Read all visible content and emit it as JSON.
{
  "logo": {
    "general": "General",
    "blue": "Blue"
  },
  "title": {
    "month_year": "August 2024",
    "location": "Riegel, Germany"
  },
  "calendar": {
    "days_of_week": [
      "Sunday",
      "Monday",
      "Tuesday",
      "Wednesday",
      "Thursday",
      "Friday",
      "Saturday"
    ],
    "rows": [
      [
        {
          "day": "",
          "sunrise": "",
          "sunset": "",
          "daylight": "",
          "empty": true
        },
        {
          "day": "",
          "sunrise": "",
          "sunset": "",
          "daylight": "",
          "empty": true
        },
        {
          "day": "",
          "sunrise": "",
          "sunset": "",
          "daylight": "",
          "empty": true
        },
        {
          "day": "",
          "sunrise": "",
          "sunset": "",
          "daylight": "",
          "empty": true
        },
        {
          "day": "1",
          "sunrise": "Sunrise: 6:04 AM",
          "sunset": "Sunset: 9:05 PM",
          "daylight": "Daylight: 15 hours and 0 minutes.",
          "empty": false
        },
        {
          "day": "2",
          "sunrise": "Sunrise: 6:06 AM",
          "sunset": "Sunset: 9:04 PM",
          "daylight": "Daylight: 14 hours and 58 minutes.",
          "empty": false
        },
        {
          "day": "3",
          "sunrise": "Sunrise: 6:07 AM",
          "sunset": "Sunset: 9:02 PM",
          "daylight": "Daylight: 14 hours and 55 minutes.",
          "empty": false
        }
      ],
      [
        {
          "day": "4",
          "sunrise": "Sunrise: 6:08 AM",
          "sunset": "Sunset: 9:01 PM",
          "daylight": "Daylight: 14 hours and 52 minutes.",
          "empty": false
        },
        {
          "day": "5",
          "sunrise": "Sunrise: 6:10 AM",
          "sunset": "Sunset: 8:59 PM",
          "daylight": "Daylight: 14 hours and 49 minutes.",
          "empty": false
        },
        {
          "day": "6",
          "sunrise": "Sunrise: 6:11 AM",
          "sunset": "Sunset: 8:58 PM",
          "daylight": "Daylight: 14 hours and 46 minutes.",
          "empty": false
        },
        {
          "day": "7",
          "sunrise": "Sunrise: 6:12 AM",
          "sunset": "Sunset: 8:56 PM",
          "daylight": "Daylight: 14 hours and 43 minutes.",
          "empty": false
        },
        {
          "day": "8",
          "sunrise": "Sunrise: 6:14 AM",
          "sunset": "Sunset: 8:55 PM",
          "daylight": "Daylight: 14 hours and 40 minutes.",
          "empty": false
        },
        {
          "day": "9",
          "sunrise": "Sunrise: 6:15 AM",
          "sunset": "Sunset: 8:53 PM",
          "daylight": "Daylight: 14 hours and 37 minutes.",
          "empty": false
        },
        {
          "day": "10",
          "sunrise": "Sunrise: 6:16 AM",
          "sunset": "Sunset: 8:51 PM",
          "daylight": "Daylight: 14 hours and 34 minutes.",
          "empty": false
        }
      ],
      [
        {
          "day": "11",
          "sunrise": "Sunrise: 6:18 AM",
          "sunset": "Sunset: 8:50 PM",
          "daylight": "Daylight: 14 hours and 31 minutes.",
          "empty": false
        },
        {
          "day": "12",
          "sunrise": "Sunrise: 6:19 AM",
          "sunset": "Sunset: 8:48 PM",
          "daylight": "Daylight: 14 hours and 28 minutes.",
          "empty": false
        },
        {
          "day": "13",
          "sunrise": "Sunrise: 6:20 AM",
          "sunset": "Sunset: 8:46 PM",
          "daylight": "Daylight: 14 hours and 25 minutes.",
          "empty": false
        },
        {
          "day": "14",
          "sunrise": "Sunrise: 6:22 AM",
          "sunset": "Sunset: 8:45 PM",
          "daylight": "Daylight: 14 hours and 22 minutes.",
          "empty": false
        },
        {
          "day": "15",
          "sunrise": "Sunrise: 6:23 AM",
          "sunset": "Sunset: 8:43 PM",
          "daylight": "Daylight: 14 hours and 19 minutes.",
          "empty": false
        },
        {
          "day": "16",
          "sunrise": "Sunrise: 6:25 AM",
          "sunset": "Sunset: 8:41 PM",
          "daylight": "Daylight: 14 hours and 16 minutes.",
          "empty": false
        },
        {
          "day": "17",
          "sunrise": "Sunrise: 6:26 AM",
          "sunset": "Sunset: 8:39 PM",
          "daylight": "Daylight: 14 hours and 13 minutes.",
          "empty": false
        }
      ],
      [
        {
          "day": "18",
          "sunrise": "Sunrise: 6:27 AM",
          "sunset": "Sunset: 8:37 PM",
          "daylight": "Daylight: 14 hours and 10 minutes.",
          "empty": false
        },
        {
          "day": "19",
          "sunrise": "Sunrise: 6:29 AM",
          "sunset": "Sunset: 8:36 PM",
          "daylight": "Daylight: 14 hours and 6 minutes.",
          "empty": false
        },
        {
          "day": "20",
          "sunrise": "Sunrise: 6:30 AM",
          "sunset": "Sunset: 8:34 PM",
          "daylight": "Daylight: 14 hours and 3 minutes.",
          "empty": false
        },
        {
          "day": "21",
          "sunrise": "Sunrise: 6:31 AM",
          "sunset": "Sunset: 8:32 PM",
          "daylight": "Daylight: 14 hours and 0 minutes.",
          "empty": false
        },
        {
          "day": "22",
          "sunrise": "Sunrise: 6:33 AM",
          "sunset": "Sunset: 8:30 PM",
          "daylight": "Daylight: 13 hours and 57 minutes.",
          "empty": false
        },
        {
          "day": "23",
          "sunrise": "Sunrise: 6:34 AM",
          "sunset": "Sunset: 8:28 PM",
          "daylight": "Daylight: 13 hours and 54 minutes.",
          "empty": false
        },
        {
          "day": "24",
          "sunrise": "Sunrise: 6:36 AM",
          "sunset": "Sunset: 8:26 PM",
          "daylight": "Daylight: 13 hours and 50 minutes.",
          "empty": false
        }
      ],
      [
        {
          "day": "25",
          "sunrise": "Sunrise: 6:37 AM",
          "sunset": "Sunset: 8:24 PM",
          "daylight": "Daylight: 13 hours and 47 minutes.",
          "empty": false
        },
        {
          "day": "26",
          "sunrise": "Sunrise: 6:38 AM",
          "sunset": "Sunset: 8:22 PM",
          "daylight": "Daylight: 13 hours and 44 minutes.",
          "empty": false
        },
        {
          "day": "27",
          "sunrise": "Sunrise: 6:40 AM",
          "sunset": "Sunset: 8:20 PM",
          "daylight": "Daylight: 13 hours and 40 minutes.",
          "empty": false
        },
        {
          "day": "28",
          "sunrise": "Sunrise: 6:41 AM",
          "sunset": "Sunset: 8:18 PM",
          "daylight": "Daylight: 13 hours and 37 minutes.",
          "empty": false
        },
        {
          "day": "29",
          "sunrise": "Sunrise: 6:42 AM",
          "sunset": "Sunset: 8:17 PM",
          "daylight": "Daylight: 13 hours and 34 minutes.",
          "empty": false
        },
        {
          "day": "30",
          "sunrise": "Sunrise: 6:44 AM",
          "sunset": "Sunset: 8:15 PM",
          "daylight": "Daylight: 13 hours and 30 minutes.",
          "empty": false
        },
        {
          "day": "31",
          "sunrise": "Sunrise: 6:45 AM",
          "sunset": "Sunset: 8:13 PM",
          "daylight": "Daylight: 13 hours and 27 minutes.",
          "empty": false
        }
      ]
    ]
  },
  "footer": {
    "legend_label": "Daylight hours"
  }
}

^^^^^^^^

Your task is to output the full set of records exactly as presented.

Read all visible content and emit it as JSON.
{
  "logo": {
    "general": "General",
    "blue": "Blue"
  },
  "title": {
    "month_year": "August 2024",
    "location": "Riegel, Germany"
  },
  "calendar": {
    "days_of_week": [
      "Sunday",
      "Monday",
      "Tuesday",
      "Wednesday",
      "Thursday",
      "Friday",
      "Saturday"
    ],
    "rows": [
      [
        {
          "day": "",
          "sunrise": "",
          "sunset": "",
          "daylight": "",
          "empty": true
        },
        {
          "day": "",
          "sunrise": "",
          "sunset": "",
          "daylight": "",
          "empty": true
        },
        {
          "day": "",
          "sunrise": "",
          "sunset": "",
          "daylight": "",
          "empty": true
        },
        {
          "day": "",
          "sunrise": "",
          "sunset": "",
          "daylight": "",
          "empty": true
        },
        {
          "day": "1",
          "sunrise": "Sunrise: 6:04 AM",
          "sunset": "Sunset: 9:05 PM",
          "daylight": "Daylight: 15 hours and 0 minutes.",
          "empty": false
        },
        {
          "day": "2",
          "sunrise": "Sunrise: 6:06 AM",
          "sunset": "Sunset: 9:04 PM",
          "daylight": "Daylight: 14 hours and 58 minutes.",
          "empty": false
        },
        {
          "day": "3",
          "sunrise": "Sunrise: 6:07 AM",
          "sunset": "Sunset: 9:02 PM",
          "daylight": "Daylight: 14 hours and 55 minutes.",
          "empty": false
        }
      ],
      [
        {
          "day": "4",
          "sunrise": "Sunrise: 6:08 AM",
          "sunset": "Sunset: 9:01 PM",
          "daylight": "Daylight: 14 hours and 52 minutes.",
          "empty": false
        },
        {
          "day": "5",
          "sunrise": "Sunrise: 6:10 AM",
          "sunset": "Sunset: 8:59 PM",
          "daylight": "Daylight: 14 hours and 49 minutes.",
          "empty": false
        },
        {
          "day": "6",
          "sunrise": "Sunrise: 6:11 AM",
          "sunset": "Sunset: 8:58 PM",
          "daylight": "Daylight: 14 hours and 46 minutes.",
          "empty": false
        },
        {
          "day": "7",
          "sunrise": "Sunrise: 6:12 AM",
          "sunset": "Sunset: 8:56 PM",
          "daylight": "Daylight: 14 hours and 43 minutes.",
          "empty": false
        },
        {
          "day": "8",
          "sunrise": "Sunrise: 6:14 AM",
          "sunset": "Sunset: 8:55 PM",
          "daylight": "Daylight: 14 hours and 40 minutes.",
          "empty": false
        },
        {
          "day": "9",
          "sunrise": "Sunrise: 6:15 AM",
          "sunset": "Sunset: 8:53 PM",
          "daylight": "Daylight: 14 hours and 37 minutes.",
          "empty": false
        },
        {
          "day": "10",
          "sunrise": "Sunrise: 6:16 AM",
          "sunset": "Sunset: 8:51 PM",
          "daylight": "Daylight: 14 hours and 34 minutes.",
          "empty": false
        }
      ],
      [
        {
          "day": "11",
          "sunrise": "Sunrise: 6:18 AM",
          "sunset": "Sunset: 8:50 PM",
          "daylight": "Daylight: 14 hours and 31 minutes.",
          "empty": false
        },
        {
          "day": "12",
          "sunrise": "Sunrise: 6:19 AM",
          "sunset": "Sunset: 8:48 PM",
          "daylight": "Daylight: 14 hours and 28 minutes.",
          "empty": false
        },
        {
          "day": "13",
          "sunrise": "Sunrise: 6:20 AM",
          "sunset": "Sunset: 8:46 PM",
          "daylight": "Daylight: 14 hours and 25 minutes.",
          "empty": false
        },
        {
          "day": "14",
          "sunrise": "Sunrise: 6:22 AM",
          "sunset": "Sunset: 8:45 PM",
          "daylight": "Daylight: 14 hours and 22 minutes.",
          "empty": false
        },
        {
          "day": "15",
          "sunrise": "Sunrise: 6:23 AM",
          "sunset": "Sunset: 8:43 PM",
          "daylight": "Daylight: 14 hours and 19 minutes.",
          "empty": false
        },
        {
          "day": "16",
          "sunrise": "Sunrise: 6:25 AM",
          "sunset": "Sunset: 8:41 PM",
          "daylight": "Daylight: 14 hours and 16 minutes.",
          "empty": false
        },
        {
          "day": "17",
          "sunrise": "Sunrise: 6:26 AM",
          "sunset": "Sunset: 8:39 PM",
          "daylight": "Daylight: 14 hours and 13 minutes.",
          "empty": false
        }
      ],
      [
        {
          "day": "18",
          "sunrise": "Sunrise: 6:27 AM",
          "sunset": "Sunset: 8:37 PM",
          "daylight": "Daylight: 14 hours and 10 minutes.",
          "empty": false
        },
        {
          "day": "19",
          "sunrise": "Sunrise: 6:29 AM",
          "sunset": "Sunset: 8:36 PM",
          "daylight": "Daylight: 14 hours and 6 minutes.",
          "empty": false
        },
        {
          "day": "20",
          "sunrise": "Sunrise: 6:30 AM",
          "sunset": "Sunset: 8:34 PM",
          "daylight": "Daylight: 14 hours and 3 minutes.",
          "empty": false
        },
        {
          "day": "21",
          "sunrise": "Sunrise: 6:31 AM",
          "sunset": "Sunset: 8:32 PM",
          "daylight": "Daylight: 14 hours and 0 minutes.",
          "empty": false
        },
        {
          "day": "22",
          "sunrise": "Sunrise: 6:33 AM",
          "sunset": "Sunset: 8:30 PM",
          "daylight": "Daylight: 13 hours and 57 minutes.",
          "empty": false
        },
        {
          "day": "23",
          "sunrise": "Sunrise: 6:34 AM",
          "sunset": "Sunset: 8:28 PM",
          "daylight": "Daylight: 13 hours and 54 minutes.",
          "empty": false
        },
        {
          "day": "24",
          "sunrise": "Sunrise: 6:36 AM",
          "sunset": "Sunset: 8:26 PM",
          "daylight": "Daylight: 13 hours and 50 minutes.",
          "empty": false
        }
      ],
      [
        {
          "day": "25",
          "sunrise": "Sunrise: 6:37 AM",
          "sunset": "Sunset: 8:24 PM",
          "daylight": "Daylight: 13 hours and 47 minutes.",
          "empty": false
        },
        {
          "day": "26",
          "sunrise": "Sunrise: 6:38 AM",
          "sunset": "Sunset: 8:22 PM",
          "daylight": "Daylight: 13 hours and 44 minutes.",
          "empty": false
        },
        {
          "day": "27",
          "sunrise": "Sunrise: 6:40 AM",
          "sunset": "Sunset: 8:20 PM",
          "daylight": "Daylight: 13 hours and 40 minutes.",
          "empty": false
        },
        {
          "day": "28",
          "sunrise": "Sunrise: 6:41 AM",
          "sunset": "Sunset: 8:18 PM",
          "daylight": "Daylight: 13 hours and 37 minutes.",
          "empty": false
        },
        {
          "day": "29",
          "sunrise": "Sunrise: 6:42 AM",
          "sunset": "Sunset: 8:17 PM",
          "daylight": "Daylight: 13 hours and 34 minutes.",
          "empty": false
        },
        {
          "day": "30",
          "sunrise": "Sunrise: 6:44 AM",
          "sunset": "Sunset: 8:15 PM",
          "daylight": "Daylight: 13 hours and 30 minutes.",
          "empty": false
        },
        {
          "day": "31",
          "sunrise": "Sunrise: 6:45 AM",
          "sunset": "Sunset: 8:13 PM",
          "daylight": "Daylight: 13 hours and 27 minutes.",
          "empty": false
        }
      ]
    ]
  },
  "footer": {
    "legend_label": "Daylight hours"
  }
}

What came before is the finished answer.